*Directions*: Each line that holds the word "Masson" counts once. Give the total number of such lines and nothing else.

------------------------

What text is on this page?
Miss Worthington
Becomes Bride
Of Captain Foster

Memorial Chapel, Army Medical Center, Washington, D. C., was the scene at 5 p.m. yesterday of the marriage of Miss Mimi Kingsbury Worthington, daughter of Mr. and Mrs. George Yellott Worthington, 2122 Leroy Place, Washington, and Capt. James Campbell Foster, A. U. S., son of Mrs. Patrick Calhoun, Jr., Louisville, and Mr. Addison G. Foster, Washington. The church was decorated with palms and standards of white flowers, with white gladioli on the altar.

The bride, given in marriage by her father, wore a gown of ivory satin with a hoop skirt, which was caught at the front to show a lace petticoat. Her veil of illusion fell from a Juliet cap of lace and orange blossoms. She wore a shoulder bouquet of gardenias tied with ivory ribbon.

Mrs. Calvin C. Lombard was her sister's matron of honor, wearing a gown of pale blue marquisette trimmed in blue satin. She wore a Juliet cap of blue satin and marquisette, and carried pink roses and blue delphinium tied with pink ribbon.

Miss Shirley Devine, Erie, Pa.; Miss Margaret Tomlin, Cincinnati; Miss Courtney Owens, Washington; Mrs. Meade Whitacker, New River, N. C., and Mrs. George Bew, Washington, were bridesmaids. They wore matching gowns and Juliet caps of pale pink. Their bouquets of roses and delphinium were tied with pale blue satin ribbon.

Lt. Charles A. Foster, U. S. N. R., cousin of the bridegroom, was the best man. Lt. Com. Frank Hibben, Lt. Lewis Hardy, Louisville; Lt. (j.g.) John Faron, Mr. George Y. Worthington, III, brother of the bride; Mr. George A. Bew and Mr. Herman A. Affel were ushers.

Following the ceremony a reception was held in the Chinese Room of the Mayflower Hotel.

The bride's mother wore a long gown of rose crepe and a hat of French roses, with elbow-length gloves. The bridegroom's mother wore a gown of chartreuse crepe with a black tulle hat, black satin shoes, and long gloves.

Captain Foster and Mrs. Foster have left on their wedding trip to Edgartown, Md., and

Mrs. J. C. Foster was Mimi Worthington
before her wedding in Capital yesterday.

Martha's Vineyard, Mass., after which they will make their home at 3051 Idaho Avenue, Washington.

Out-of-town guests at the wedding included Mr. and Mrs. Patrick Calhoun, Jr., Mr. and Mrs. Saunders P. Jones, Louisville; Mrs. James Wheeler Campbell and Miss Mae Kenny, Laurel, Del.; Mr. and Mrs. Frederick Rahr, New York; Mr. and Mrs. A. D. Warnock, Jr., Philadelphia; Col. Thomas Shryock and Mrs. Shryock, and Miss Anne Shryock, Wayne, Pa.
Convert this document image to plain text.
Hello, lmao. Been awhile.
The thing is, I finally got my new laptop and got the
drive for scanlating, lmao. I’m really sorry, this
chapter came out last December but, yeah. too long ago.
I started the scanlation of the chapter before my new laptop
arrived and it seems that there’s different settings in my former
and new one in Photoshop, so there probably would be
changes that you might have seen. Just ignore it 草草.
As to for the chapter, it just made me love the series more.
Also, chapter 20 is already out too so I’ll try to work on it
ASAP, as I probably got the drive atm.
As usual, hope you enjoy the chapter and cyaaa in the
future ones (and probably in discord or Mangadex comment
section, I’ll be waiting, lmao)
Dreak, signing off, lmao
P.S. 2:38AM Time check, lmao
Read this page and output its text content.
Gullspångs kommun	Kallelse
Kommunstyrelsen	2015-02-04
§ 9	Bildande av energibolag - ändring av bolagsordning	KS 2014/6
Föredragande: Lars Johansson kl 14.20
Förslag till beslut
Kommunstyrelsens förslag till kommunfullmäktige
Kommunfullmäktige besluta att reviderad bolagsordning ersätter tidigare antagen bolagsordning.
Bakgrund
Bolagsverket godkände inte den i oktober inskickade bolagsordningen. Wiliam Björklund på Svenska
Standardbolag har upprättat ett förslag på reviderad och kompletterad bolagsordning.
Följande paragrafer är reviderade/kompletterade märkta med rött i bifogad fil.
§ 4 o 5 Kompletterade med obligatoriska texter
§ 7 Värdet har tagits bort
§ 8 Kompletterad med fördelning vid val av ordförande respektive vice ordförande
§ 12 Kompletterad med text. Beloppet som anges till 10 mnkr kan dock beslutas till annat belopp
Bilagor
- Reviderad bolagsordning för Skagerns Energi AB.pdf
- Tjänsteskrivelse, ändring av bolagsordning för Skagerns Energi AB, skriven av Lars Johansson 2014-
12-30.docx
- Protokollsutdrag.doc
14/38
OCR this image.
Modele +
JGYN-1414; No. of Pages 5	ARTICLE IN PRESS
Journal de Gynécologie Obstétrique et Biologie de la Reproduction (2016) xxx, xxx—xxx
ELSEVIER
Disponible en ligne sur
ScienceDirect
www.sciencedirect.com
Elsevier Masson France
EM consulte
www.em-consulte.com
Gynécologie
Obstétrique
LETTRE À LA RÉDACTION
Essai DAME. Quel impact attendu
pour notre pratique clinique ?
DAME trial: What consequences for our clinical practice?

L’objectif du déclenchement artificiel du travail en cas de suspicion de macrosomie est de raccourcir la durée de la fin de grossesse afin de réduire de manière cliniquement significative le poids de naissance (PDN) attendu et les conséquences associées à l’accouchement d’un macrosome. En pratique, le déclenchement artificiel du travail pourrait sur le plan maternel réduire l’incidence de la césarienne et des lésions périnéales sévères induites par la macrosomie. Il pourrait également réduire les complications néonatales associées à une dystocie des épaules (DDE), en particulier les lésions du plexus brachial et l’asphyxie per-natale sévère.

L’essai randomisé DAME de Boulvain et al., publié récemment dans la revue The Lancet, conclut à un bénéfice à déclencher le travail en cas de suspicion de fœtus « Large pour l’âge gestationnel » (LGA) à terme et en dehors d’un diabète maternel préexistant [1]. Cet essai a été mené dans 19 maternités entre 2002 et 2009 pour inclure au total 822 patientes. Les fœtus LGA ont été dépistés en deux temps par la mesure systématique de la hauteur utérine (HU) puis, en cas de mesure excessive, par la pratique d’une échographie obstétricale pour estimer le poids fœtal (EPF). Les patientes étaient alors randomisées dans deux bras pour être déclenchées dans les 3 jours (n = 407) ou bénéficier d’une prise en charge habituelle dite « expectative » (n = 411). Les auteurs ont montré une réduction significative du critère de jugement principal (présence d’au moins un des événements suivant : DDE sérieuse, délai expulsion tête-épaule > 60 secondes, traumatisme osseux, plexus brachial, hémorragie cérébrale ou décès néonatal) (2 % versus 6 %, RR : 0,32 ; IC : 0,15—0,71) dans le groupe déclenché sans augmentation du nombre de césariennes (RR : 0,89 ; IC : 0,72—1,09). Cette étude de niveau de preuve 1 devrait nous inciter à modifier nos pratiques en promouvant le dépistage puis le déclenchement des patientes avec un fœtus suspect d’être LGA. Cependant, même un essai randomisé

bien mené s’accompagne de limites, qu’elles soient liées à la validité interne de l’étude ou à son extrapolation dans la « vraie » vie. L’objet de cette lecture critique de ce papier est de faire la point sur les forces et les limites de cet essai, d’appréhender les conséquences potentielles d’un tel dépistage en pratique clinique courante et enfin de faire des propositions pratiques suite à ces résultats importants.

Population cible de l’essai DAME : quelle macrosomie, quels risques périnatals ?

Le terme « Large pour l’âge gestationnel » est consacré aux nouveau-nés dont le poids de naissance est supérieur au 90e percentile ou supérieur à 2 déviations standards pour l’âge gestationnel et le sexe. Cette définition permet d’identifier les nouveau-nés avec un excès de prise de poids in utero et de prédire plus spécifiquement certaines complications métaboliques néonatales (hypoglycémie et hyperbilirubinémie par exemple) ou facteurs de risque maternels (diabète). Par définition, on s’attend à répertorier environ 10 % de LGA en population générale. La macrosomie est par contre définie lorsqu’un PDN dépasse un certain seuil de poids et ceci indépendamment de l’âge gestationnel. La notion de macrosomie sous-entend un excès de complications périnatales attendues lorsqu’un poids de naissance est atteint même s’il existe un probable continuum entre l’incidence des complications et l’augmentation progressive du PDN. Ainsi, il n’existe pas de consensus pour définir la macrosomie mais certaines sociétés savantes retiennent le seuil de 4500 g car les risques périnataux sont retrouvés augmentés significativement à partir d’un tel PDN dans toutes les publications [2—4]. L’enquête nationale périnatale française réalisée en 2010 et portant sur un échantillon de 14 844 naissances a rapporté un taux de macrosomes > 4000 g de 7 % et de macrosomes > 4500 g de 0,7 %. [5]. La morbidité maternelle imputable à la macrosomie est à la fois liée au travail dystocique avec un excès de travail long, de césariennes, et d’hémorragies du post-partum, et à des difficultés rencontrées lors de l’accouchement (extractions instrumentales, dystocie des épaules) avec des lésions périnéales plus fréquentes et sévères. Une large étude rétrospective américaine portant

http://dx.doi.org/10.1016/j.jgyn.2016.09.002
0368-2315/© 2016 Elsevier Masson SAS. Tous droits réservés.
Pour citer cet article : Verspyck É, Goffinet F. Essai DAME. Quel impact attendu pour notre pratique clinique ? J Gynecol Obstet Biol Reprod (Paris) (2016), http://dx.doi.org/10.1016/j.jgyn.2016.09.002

------------------------

*Task answer*: 2